SET TASK |
Treat the line containing "Decode this image" as the first line and the final line of the material below as the last; reproduce that range exactly.

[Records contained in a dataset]
◆ ◆ ◆

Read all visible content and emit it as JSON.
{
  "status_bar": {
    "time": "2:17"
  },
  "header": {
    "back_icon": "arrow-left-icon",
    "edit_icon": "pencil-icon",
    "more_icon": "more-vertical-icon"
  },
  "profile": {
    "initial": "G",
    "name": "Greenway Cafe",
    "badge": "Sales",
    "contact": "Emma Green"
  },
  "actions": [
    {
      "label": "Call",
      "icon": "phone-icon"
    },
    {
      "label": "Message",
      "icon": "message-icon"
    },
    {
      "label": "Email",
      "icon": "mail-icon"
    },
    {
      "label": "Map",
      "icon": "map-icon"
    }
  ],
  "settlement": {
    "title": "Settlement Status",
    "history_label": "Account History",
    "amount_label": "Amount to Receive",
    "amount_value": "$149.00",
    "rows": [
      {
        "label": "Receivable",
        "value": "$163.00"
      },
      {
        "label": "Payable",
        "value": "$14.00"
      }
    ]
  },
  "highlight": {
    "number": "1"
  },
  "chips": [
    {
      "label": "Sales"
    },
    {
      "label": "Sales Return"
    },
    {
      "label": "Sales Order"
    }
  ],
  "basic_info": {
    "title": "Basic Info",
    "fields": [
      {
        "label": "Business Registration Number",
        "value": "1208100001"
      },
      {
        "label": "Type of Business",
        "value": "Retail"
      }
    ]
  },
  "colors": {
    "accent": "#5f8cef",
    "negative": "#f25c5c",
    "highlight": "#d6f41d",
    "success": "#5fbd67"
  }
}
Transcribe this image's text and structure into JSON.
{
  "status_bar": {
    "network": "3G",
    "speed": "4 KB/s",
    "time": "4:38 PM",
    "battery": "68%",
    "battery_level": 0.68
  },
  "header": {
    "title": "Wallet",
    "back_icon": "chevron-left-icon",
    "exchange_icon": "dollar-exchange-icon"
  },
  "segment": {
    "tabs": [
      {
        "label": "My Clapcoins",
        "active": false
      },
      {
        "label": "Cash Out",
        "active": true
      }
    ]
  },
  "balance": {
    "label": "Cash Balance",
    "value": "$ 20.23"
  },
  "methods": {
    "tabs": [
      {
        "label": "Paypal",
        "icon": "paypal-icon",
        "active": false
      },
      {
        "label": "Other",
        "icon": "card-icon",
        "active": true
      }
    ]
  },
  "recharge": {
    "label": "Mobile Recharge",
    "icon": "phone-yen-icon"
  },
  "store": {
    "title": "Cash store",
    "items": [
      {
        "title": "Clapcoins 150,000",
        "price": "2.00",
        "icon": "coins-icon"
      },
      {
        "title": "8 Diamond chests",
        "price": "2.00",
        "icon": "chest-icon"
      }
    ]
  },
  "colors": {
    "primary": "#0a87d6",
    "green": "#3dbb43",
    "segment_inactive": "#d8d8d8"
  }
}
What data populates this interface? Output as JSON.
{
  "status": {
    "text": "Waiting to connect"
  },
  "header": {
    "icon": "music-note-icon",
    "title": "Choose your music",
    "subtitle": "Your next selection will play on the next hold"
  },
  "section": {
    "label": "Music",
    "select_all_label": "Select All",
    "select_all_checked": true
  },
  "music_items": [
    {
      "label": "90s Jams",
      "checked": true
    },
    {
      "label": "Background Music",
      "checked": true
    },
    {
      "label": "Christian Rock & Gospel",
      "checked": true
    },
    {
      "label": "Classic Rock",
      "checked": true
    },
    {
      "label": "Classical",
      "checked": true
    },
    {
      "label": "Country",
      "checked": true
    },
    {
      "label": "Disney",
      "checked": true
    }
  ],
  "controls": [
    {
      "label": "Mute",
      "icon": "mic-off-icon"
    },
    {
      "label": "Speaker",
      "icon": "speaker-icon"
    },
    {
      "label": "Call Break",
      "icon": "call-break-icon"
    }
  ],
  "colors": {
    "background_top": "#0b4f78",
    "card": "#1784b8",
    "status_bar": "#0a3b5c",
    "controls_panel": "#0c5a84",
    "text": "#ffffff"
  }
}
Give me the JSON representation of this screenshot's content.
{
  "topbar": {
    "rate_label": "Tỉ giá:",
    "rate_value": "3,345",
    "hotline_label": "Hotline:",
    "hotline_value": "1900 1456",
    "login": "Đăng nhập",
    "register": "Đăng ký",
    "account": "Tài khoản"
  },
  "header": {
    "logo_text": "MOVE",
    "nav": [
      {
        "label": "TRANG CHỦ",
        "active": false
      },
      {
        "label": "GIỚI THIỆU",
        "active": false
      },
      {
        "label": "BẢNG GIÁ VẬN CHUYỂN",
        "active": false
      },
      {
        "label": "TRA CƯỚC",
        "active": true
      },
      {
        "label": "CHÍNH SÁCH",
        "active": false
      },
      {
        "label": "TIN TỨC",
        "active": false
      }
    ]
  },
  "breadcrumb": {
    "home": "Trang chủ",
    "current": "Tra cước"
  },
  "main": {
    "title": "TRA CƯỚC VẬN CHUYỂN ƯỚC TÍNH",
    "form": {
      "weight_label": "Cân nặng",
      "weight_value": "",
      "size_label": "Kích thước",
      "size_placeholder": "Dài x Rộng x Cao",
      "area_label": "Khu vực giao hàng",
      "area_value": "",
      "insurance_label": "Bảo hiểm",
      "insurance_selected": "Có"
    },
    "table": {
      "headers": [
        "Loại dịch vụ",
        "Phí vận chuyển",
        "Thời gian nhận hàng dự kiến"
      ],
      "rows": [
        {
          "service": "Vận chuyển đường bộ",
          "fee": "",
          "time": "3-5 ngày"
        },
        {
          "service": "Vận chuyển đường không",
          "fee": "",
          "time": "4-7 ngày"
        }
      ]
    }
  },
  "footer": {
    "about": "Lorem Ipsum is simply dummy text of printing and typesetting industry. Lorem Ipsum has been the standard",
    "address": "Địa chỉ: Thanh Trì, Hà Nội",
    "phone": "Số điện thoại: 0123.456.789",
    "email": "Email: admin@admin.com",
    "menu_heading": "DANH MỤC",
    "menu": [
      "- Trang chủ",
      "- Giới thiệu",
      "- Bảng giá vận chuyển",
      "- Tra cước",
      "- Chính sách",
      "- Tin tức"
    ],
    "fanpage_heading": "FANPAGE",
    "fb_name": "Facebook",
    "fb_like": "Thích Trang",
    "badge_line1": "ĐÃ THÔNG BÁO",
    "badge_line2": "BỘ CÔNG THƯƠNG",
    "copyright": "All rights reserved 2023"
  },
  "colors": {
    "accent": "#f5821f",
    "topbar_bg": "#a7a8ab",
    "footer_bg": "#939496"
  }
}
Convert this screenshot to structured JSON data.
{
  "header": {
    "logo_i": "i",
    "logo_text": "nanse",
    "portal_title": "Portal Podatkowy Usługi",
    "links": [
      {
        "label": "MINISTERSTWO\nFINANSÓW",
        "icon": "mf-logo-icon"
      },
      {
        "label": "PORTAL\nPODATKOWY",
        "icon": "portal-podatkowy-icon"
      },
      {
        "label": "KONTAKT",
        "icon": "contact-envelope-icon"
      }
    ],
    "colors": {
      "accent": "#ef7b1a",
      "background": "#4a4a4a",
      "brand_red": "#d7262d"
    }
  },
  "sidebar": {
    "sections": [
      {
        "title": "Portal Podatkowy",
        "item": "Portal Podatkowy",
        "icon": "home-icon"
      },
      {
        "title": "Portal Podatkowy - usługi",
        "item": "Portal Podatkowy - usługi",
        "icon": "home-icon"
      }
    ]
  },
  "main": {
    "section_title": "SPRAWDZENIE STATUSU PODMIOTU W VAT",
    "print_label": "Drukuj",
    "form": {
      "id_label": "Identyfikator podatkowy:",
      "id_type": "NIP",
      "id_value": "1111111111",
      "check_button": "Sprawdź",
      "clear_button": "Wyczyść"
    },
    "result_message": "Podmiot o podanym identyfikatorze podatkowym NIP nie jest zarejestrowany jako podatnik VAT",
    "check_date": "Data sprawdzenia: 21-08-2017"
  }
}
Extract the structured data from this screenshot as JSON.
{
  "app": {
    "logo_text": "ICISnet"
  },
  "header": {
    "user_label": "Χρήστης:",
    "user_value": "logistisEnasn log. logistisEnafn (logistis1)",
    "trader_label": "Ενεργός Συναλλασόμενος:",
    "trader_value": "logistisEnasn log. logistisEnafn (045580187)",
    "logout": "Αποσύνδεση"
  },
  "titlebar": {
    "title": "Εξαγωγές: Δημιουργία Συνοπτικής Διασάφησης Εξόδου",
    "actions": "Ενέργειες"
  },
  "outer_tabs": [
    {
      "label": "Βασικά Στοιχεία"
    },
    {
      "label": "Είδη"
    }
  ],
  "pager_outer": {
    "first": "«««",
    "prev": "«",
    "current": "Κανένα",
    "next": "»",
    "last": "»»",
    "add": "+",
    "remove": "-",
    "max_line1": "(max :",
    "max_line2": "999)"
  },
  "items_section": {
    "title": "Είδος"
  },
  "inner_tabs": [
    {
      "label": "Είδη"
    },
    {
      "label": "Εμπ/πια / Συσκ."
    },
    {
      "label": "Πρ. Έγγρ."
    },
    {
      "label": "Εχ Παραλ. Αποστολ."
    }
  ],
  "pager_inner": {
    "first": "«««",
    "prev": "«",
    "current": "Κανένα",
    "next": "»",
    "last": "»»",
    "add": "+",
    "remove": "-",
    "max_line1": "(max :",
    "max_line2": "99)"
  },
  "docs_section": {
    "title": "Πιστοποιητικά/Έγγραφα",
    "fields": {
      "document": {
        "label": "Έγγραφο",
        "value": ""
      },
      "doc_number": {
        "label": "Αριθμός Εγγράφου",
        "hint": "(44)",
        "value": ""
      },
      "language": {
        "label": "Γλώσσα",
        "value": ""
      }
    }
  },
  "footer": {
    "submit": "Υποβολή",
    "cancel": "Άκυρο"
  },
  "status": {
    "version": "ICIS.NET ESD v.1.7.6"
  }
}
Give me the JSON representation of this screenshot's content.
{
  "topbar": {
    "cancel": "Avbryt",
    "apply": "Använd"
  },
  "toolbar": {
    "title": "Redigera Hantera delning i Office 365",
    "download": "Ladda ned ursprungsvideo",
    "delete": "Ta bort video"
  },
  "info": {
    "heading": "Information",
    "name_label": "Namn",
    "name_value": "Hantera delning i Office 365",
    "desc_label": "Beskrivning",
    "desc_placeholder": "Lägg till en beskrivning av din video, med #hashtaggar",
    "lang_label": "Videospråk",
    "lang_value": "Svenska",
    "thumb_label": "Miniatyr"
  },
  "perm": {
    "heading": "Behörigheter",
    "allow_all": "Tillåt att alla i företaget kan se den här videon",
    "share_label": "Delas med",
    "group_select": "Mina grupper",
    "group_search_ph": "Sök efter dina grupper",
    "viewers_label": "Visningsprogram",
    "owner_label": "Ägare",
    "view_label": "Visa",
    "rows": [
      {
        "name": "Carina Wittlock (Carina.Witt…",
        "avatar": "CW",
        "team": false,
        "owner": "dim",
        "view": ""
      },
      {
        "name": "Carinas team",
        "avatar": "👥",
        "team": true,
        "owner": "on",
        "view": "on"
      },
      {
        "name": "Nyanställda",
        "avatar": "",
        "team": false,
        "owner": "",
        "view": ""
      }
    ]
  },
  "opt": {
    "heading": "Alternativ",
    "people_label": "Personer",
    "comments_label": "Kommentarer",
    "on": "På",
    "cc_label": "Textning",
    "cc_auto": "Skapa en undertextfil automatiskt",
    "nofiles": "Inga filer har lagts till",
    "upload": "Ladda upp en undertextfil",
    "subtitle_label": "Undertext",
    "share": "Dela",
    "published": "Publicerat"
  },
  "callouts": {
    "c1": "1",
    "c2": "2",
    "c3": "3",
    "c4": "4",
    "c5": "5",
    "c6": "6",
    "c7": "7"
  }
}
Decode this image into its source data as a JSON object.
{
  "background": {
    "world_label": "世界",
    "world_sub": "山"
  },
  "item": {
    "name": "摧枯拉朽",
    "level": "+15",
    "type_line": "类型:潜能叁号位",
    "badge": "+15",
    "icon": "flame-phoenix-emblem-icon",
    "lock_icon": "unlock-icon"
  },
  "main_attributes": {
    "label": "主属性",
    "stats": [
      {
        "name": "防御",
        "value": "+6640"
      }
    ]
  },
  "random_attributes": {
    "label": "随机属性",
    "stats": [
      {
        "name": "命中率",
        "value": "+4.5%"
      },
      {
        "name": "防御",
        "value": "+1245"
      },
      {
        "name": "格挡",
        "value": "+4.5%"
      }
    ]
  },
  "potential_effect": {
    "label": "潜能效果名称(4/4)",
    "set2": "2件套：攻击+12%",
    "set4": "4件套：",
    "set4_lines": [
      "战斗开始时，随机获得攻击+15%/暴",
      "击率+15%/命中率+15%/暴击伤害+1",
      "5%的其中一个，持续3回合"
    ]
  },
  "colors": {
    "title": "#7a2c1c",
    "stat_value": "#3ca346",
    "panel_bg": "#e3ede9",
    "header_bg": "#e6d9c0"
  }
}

◆ ◆ ◆

SOLUTION TO THE PROBLEM |
Decode this image into its source data as a JSON object.
{
  "background": {
    "world_label": "世界",
    "world_sub": "山"
  },
  "item": {
    "name": "摧枯拉朽",
    "level": "+15",
    "type_line": "类型:潜能叁号位",
    "badge": "+15",
    "icon": "flame-phoenix-emblem-icon",
    "lock_icon": "unlock-icon"
  },
  "main_attributes": {
    "label": "主属性",
    "stats": [
      {
        "name": "防御",
        "value": "+6640"
      }
    ]
  },
  "random_attributes": {
    "label": "随机属性",
    "stats": [
      {
        "name": "命中率",
        "value": "+4.5%"
      },
      {
        "name": "防御",
        "value": "+1245"
      },
      {
        "name": "格挡",
        "value": "+4.5%"
      }
    ]
  },
  "potential_effect": {
    "label": "潜能效果名称(4/4)",
    "set2": "2件套：攻击+12%",
    "set4": "4件套：",
    "set4_lines": [
      "战斗开始时，随机获得攻击+15%/暴",
      "击率+15%/命中率+15%/暴击伤害+1",
      "5%的其中一个，持续3回合"
    ]
  },
  "colors": {
    "title": "#7a2c1c",
    "stat_value": "#3ca346",
    "panel_bg": "#e3ede9",
    "header_bg": "#e6d9c0"
  }
}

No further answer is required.